Dataset entries
- - - - -

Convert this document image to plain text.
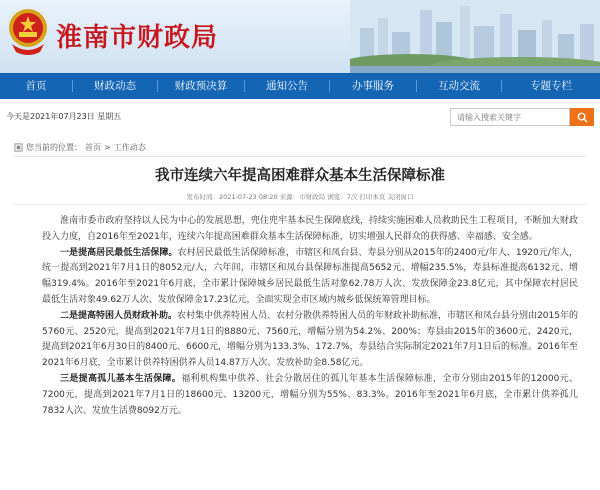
淮南市财政局
首页	财政动态	财政预决算	通知公告	办事服务	互动交流	专题专栏
今天是2021年07月23日 星期五
请输入搜索关键字
您当前的位置： 首页 > 工作动态
我市连续六年提高困难群众基本生活保障标准
发布时间：2021-07-23 08:20 来源：市财政局 浏览：7次 打印本页 关闭窗口

淮南市委市政府坚持以人民为中心的发展思想，兜住兜牢基本民生保障底线，持续实施困难人员救助民生工程项目，不断加大财政投入力度，自2016年至2021年，连续六年提高困难群众基本生活保障标准，切实增强人民群众的获得感、幸福感、安全感。

一是提高居民最低生活保障。农村居民最低生活保障标准，市辖区和凤台县、寿县分别从2015年的2400元/年人、1920元/年人，统一提高到2021年7月1日的8052元/人，六年间，市辖区和凤台县保障标准提高5652元、增幅235.5%，寿县标准提高6132元、增幅319.4%。2016年至2021年6月底，全市累计保障城乡居民最低生活对象62.78万人次、发放保障金23.8亿元，其中保障农村居民最低生活对象49.62万人次、发放保障金17.23亿元，全面实现全市区域内城乡低保统筹管理目标。

二是提高特困人员财政补助。农村集中供养特困人员、农村分散供养特困人员的年财政补助标准，市辖区和凤台县分别由2015年的5760元、2520元，提高到2021年7月1日的8880元、7560元，增幅分别为54.2%、200%；寿县由2015年的3600元、2420元，提高到2021年6月30日的8400元、6600元，增幅分别为133.3%、172.7%，寿县结合实际制定2021年7月1日后的标准。2016年至2021年6月底，全市累计供养特困供养人员14.87万人次、发放补助金8.58亿元。

三是提高孤儿基本生活保障。福利机构集中供养、社会分散居住的孤儿年基本生活保障标准，全市分别由2015年的12000元、7200元，提高到2021年7月1日的18600元、13200元，增幅分别为55%、83.3%。2016年至2021年6月底，全市累计供养孤儿7832人次、发放生活费8092万元。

- - - - -

* TASK DETAILS: Every line of the data should be copied as it stands, without the images.

* THE RESPONSE:
Convert this document image to plain text.
淮南市财政局
首页	财政动态	财政预决算	通知公告	办事服务	互动交流	专题专栏
今天是2021年07月23日 星期五
请输入搜索关键字
您当前的位置： 首页 > 工作动态
我市连续六年提高困难群众基本生活保障标准
发布时间：2021-07-23 08:20 来源：市财政局 浏览：7次 打印本页 关闭窗口

淮南市委市政府坚持以人民为中心的发展思想，兜住兜牢基本民生保障底线，持续实施困难人员救助民生工程项目，不断加大财政投入力度，自2016年至2021年，连续六年提高困难群众基本生活保障标准，切实增强人民群众的获得感、幸福感、安全感。

一是提高居民最低生活保障。农村居民最低生活保障标准，市辖区和凤台县、寿县分别从2015年的2400元/年人、1920元/年人，统一提高到2021年7月1日的8052元/人，六年间，市辖区和凤台县保障标准提高5652元、增幅235.5%，寿县标准提高6132元、增幅319.4%。2016年至2021年6月底，全市累计保障城乡居民最低生活对象62.78万人次、发放保障金23.8亿元，其中保障农村居民最低生活对象49.62万人次、发放保障金17.23亿元，全面实现全市区域内城乡低保统筹管理目标。

二是提高特困人员财政补助。农村集中供养特困人员、农村分散供养特困人员的年财政补助标准，市辖区和凤台县分别由2015年的5760元、2520元，提高到2021年7月1日的8880元、7560元，增幅分别为54.2%、200%；寿县由2015年的3600元、2420元，提高到2021年6月30日的8400元、6600元，增幅分别为133.3%、172.7%，寿县结合实际制定2021年7月1日后的标准。2016年至2021年6月底，全市累计供养特困供养人员14.87万人次、发放补助金8.58亿元。

三是提高孤儿基本生活保障。福利机构集中供养、社会分散居住的孤儿年基本生活保障标准，全市分别由2015年的12000元、7200元，提高到2021年7月1日的18600元、13200元，增幅分别为55%、83.3%。2016年至2021年6月底，全市累计供养孤儿7832人次、发放生活费8092万元。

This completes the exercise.